### Data lines ###

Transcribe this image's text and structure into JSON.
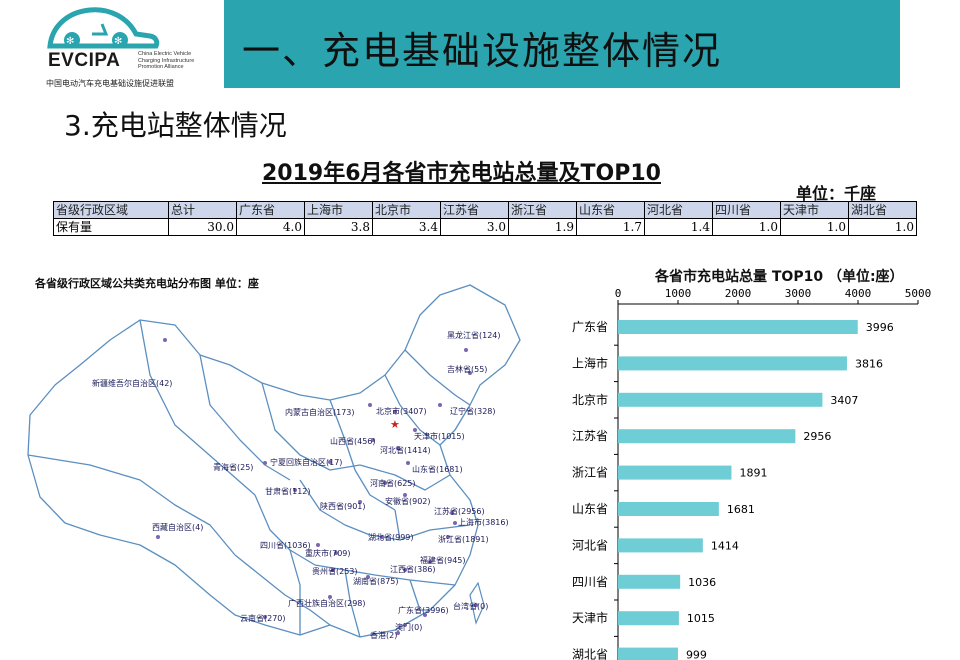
{
  "logo": {
    "brand": "EVCIPA",
    "english": "China Electric Vehicle\nCharging Infrastructure\nPromotion Alliance",
    "chinese": "中国电动汽车充电基础设施促进联盟"
  },
  "header": {
    "title": "一、充电基础设施整体情况"
  },
  "section": {
    "title": "3.充电站整体情况"
  },
  "table": {
    "title": "2019年6月各省市充电站总量及TOP10",
    "unit": "单位：千座",
    "header": [
      "省级行政区域",
      "总计",
      "广东省",
      "上海市",
      "北京市",
      "江苏省",
      "浙江省",
      "山东省",
      "河北省",
      "四川省",
      "天津市",
      "湖北省"
    ],
    "row_label": "保有量",
    "values": [
      "30.0",
      "4.0",
      "3.8",
      "3.4",
      "3.0",
      "1.9",
      "1.7",
      "1.4",
      "1.0",
      "1.0",
      "1.0"
    ]
  },
  "map": {
    "title": "各省级行政区域公共类充电站分布图  单位：座",
    "labels": [
      {
        "text": "黑龙江省(124)"
      },
      {
        "text": "吉林省(55)"
      },
      {
        "text": "新疆维吾尔自治区(42)"
      },
      {
        "text": "内蒙古自治区(173)"
      },
      {
        "text": "北京市(3407)"
      },
      {
        "text": "辽宁省(328)"
      },
      {
        "text": "天津市(1015)"
      },
      {
        "text": "山西省(456)"
      },
      {
        "text": "河北省(1414)"
      },
      {
        "text": "宁夏回族自治区(17)"
      },
      {
        "text": "山东省(1681)"
      },
      {
        "text": "青海省(25)"
      },
      {
        "text": "河南省(625)"
      },
      {
        "text": "甘肃省(112)"
      },
      {
        "text": "安徽省(902)"
      },
      {
        "text": "陕西省(901)"
      },
      {
        "text": "江苏省(2956)"
      },
      {
        "text": "上海市(3816)"
      },
      {
        "text": "西藏自治区(4)"
      },
      {
        "text": "湖北省(999)"
      },
      {
        "text": "浙江省(1891)"
      },
      {
        "text": "四川省(1036)"
      },
      {
        "text": "重庆市(709)"
      },
      {
        "text": "福建省(945)"
      },
      {
        "text": "贵州省(253)"
      },
      {
        "text": "江西省(386)"
      },
      {
        "text": "湖南省(875)"
      },
      {
        "text": "广西壮族自治区(298)"
      },
      {
        "text": "广东省(3996)"
      },
      {
        "text": "台湾省(0)"
      },
      {
        "text": "云南省(270)"
      },
      {
        "text": "澳门(0)"
      },
      {
        "text": "香港(2)"
      }
    ]
  },
  "chart_data": {
    "type": "bar",
    "orientation": "horizontal",
    "title": "各省市充电站总量 TOP10  （单位:座）",
    "categories": [
      "广东省",
      "上海市",
      "北京市",
      "江苏省",
      "浙江省",
      "山东省",
      "河北省",
      "四川省",
      "天津市",
      "湖北省"
    ],
    "values": [
      3996,
      3816,
      3407,
      2956,
      1891,
      1681,
      1414,
      1036,
      1015,
      999
    ],
    "xlim": [
      0,
      5000
    ],
    "xticks": [
      "0",
      "1000",
      "2000",
      "3000",
      "4000",
      "5000"
    ],
    "axis_position": "top",
    "bar_color": "#6fcdd6",
    "grid": false
  },
  "colors": {
    "header_bar": "#2aa4ae",
    "table_header": "#cdd6ea",
    "map_border": "#5b8fc0",
    "map_dot": "#7b66b0"
  }
}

###

**Your objective**
Using the records above, find and show each line with the string "title".

**Output of the exercise**
    "title": "一、充电基础设施整体情况"
    "title": "3.充电站整体情况"
    "title": "2019年6月各省市充电站总量及TOP10",
    "title": "各省级行政区域公共类充电站分布图  单位：座",
    "title": "各省市充电站总量 TOP10  （单位:座）",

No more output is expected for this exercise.